• Entries:
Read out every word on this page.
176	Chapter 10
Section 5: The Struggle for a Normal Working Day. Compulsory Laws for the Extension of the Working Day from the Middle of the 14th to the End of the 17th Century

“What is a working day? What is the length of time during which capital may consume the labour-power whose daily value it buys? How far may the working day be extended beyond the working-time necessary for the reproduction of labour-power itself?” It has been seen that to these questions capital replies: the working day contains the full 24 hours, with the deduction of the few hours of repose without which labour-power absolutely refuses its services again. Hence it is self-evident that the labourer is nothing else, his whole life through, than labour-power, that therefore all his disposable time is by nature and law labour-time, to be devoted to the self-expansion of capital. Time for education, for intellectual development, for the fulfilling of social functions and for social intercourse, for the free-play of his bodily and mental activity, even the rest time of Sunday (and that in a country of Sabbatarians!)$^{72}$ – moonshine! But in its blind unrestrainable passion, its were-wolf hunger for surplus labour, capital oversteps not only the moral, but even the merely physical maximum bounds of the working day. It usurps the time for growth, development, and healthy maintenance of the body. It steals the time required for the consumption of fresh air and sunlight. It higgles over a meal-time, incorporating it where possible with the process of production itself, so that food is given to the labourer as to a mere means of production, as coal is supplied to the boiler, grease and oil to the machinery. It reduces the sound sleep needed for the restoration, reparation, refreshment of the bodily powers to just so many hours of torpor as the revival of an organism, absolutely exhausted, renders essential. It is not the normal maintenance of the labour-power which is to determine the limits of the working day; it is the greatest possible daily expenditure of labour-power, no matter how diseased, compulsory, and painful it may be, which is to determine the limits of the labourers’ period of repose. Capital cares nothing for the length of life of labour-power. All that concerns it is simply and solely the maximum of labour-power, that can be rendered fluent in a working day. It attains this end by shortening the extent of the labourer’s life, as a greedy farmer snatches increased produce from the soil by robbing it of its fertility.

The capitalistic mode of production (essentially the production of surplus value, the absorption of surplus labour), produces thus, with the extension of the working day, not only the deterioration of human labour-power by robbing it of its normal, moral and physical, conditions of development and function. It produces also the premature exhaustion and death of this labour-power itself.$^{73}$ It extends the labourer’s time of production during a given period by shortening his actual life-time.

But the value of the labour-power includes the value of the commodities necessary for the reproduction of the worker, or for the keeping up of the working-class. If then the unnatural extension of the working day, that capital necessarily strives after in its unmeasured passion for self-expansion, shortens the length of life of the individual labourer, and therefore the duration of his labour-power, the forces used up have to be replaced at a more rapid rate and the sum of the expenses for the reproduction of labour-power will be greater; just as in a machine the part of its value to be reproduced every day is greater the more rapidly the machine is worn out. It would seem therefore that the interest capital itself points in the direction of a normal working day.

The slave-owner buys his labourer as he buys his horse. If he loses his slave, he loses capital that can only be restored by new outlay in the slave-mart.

• Task: Copy the data above exactly. Every line must be included.

• Problem solution:
Read out every word on this page.
176	Chapter 10
Section 5: The Struggle for a Normal Working Day. Compulsory Laws for the Extension of the Working Day from the Middle of the 14th to the End of the 17th Century

“What is a working day? What is the length of time during which capital may consume the labour-power whose daily value it buys? How far may the working day be extended beyond the working-time necessary for the reproduction of labour-power itself?” It has been seen that to these questions capital replies: the working day contains the full 24 hours, with the deduction of the few hours of repose without which labour-power absolutely refuses its services again. Hence it is self-evident that the labourer is nothing else, his whole life through, than labour-power, that therefore all his disposable time is by nature and law labour-time, to be devoted to the self-expansion of capital. Time for education, for intellectual development, for the fulfilling of social functions and for social intercourse, for the free-play of his bodily and mental activity, even the rest time of Sunday (and that in a country of Sabbatarians!)$^{72}$ – moonshine! But in its blind unrestrainable passion, its were-wolf hunger for surplus labour, capital oversteps not only the moral, but even the merely physical maximum bounds of the working day. It usurps the time for growth, development, and healthy maintenance of the body. It steals the time required for the consumption of fresh air and sunlight. It higgles over a meal-time, incorporating it where possible with the process of production itself, so that food is given to the labourer as to a mere means of production, as coal is supplied to the boiler, grease and oil to the machinery. It reduces the sound sleep needed for the restoration, reparation, refreshment of the bodily powers to just so many hours of torpor as the revival of an organism, absolutely exhausted, renders essential. It is not the normal maintenance of the labour-power which is to determine the limits of the working day; it is the greatest possible daily expenditure of labour-power, no matter how diseased, compulsory, and painful it may be, which is to determine the limits of the labourers’ period of repose. Capital cares nothing for the length of life of labour-power. All that concerns it is simply and solely the maximum of labour-power, that can be rendered fluent in a working day. It attains this end by shortening the extent of the labourer’s life, as a greedy farmer snatches increased produce from the soil by robbing it of its fertility.

The capitalistic mode of production (essentially the production of surplus value, the absorption of surplus labour), produces thus, with the extension of the working day, not only the deterioration of human labour-power by robbing it of its normal, moral and physical, conditions of development and function. It produces also the premature exhaustion and death of this labour-power itself.$^{73}$ It extends the labourer’s time of production during a given period by shortening his actual life-time.

But the value of the labour-power includes the value of the commodities necessary for the reproduction of the worker, or for the keeping up of the working-class. If then the unnatural extension of the working day, that capital necessarily strives after in its unmeasured passion for self-expansion, shortens the length of life of the individual labourer, and therefore the duration of his labour-power, the forces used up have to be replaced at a more rapid rate and the sum of the expenses for the reproduction of labour-power will be greater; just as in a machine the part of its value to be reproduced every day is greater the more rapidly the machine is worn out. It would seem therefore that the interest capital itself points in the direction of a normal working day.

The slave-owner buys his labourer as he buys his horse. If he loses his slave, he loses capital that can only be restored by new outlay in the slave-mart.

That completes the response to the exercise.